OBJECTIVE — From the data that follows, copy every line holding the string "come".
· · · · · · ·
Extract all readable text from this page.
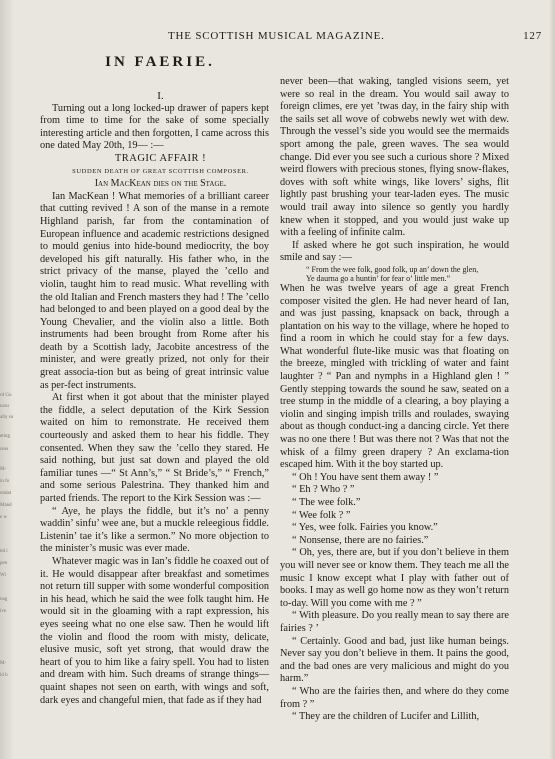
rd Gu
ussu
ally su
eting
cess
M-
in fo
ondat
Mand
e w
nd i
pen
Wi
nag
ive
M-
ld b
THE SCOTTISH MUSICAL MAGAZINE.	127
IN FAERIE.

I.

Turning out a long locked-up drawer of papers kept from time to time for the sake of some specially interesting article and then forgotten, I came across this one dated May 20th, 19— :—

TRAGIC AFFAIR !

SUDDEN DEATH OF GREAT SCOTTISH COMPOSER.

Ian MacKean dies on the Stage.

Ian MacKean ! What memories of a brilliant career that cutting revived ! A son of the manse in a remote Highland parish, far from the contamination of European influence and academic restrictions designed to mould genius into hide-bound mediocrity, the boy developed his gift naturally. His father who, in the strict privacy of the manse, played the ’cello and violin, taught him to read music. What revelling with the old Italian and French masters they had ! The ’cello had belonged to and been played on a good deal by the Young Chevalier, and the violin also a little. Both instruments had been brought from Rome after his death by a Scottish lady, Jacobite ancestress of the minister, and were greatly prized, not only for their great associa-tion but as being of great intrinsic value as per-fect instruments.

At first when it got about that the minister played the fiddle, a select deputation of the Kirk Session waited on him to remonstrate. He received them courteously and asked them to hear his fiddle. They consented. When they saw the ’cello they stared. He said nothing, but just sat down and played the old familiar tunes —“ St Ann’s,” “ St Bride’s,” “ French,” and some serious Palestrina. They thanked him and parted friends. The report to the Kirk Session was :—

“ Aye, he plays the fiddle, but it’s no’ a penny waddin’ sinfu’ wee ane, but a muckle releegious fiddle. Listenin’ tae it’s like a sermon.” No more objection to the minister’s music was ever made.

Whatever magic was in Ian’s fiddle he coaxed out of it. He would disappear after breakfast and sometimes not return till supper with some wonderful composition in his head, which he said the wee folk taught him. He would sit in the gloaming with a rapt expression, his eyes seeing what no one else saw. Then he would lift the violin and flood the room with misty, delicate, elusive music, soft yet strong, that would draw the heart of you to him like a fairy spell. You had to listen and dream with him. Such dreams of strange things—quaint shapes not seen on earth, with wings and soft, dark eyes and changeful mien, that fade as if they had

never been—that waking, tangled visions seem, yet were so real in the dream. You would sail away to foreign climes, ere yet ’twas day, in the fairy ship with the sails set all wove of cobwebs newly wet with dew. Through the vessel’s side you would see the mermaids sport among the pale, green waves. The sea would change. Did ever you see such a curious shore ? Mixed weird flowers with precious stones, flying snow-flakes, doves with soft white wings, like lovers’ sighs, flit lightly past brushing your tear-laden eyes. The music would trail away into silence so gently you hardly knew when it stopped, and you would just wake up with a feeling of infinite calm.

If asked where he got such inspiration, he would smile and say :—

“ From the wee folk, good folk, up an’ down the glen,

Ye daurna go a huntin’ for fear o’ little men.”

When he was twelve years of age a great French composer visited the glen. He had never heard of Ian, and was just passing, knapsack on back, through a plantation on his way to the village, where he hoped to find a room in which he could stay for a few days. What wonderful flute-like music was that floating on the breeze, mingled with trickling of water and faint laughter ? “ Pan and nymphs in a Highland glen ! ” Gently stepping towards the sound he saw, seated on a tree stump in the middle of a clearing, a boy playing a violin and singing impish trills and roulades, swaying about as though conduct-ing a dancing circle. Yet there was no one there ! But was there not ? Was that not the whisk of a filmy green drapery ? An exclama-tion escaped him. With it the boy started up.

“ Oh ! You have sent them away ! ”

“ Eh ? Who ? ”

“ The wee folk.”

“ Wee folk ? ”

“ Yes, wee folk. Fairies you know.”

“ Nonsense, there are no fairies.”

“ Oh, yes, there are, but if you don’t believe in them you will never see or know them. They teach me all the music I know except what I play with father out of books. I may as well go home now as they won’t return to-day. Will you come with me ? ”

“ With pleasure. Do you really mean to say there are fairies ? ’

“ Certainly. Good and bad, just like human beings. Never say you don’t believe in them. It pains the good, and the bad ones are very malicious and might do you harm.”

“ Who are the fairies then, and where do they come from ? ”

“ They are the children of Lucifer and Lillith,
· · · · · · ·
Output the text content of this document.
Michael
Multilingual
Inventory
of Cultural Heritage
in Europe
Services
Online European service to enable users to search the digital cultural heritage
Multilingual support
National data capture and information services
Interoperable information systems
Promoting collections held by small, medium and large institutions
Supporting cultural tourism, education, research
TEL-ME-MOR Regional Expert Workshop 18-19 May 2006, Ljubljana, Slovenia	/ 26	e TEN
· · · · · · ·
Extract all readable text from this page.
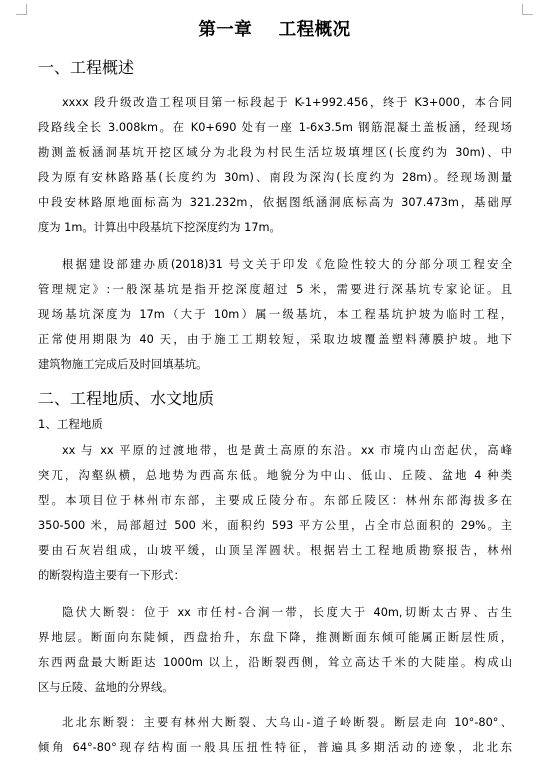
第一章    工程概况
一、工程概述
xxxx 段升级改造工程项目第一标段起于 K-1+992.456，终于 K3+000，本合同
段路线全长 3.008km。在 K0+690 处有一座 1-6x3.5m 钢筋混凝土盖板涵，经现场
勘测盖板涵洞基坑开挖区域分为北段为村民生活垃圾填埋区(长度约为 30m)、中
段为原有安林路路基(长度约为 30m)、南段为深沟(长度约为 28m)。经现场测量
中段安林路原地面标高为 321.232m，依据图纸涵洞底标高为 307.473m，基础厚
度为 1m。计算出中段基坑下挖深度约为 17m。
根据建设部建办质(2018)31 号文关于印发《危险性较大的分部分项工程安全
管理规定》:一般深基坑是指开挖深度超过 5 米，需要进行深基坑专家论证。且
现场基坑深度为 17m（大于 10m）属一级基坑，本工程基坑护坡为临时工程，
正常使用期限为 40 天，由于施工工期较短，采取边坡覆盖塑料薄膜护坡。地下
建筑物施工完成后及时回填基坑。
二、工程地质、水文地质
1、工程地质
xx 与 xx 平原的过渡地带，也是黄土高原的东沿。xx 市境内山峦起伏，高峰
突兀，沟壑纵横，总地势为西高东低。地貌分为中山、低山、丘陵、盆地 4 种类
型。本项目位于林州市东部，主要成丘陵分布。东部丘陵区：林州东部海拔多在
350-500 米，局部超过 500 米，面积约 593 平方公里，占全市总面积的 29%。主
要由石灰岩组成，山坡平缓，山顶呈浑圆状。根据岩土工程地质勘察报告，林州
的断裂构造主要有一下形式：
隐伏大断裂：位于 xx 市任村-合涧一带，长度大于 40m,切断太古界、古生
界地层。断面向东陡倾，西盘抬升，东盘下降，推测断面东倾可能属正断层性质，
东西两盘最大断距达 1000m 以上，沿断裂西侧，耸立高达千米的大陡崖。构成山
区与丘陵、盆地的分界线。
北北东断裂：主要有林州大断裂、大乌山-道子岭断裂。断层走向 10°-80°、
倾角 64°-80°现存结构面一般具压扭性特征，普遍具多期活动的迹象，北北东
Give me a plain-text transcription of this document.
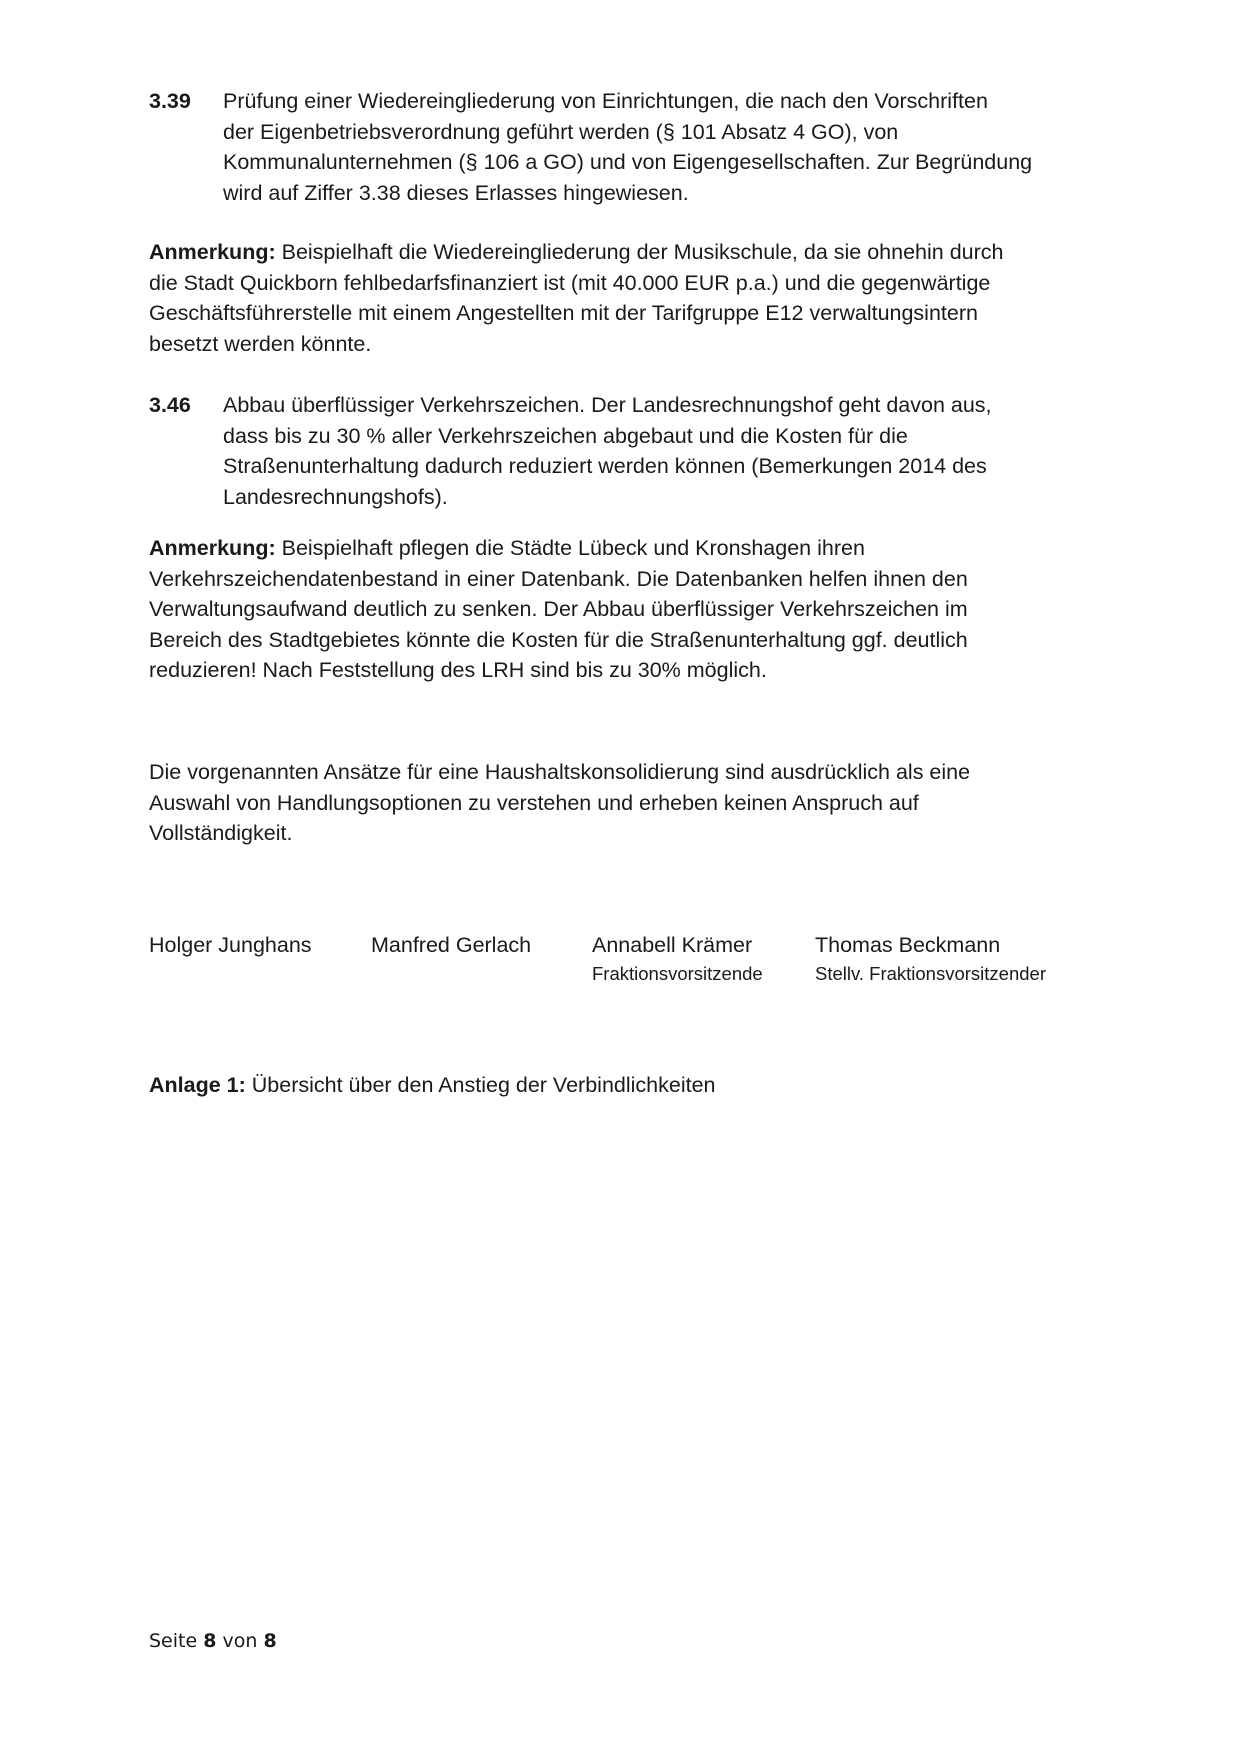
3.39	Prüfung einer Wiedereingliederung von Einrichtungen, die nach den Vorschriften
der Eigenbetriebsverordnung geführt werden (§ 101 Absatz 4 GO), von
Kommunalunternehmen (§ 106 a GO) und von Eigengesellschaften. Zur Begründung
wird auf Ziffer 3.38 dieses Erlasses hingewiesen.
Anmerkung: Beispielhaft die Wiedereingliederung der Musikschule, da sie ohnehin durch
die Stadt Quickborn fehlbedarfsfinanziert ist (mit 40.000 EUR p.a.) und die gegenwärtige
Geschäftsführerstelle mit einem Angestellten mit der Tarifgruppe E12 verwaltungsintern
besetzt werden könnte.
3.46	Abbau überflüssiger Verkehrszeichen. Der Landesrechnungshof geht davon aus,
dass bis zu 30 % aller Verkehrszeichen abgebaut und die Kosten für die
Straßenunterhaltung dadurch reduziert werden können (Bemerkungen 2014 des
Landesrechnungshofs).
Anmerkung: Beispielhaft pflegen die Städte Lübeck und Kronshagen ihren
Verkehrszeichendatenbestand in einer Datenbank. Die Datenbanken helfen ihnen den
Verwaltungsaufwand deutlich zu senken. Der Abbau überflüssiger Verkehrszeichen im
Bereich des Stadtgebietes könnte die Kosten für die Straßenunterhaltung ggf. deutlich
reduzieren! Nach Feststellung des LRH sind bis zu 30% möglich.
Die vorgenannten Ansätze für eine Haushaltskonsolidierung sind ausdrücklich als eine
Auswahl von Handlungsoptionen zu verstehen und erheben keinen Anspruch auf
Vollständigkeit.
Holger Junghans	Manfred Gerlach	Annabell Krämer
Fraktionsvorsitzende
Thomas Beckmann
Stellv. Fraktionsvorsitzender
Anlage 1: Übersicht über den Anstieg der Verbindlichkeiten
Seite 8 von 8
· · · · · · ·
THE ANSWER —
“ Oh, yes, there are, but if you don’t believe in them you will never see or know them. They teach me all the music I know except what I play with father out of books. I may as well go home now as they won’t return to-day. Will you come with me ? ”
“ Who are the fairies then, and where do they come from ? ”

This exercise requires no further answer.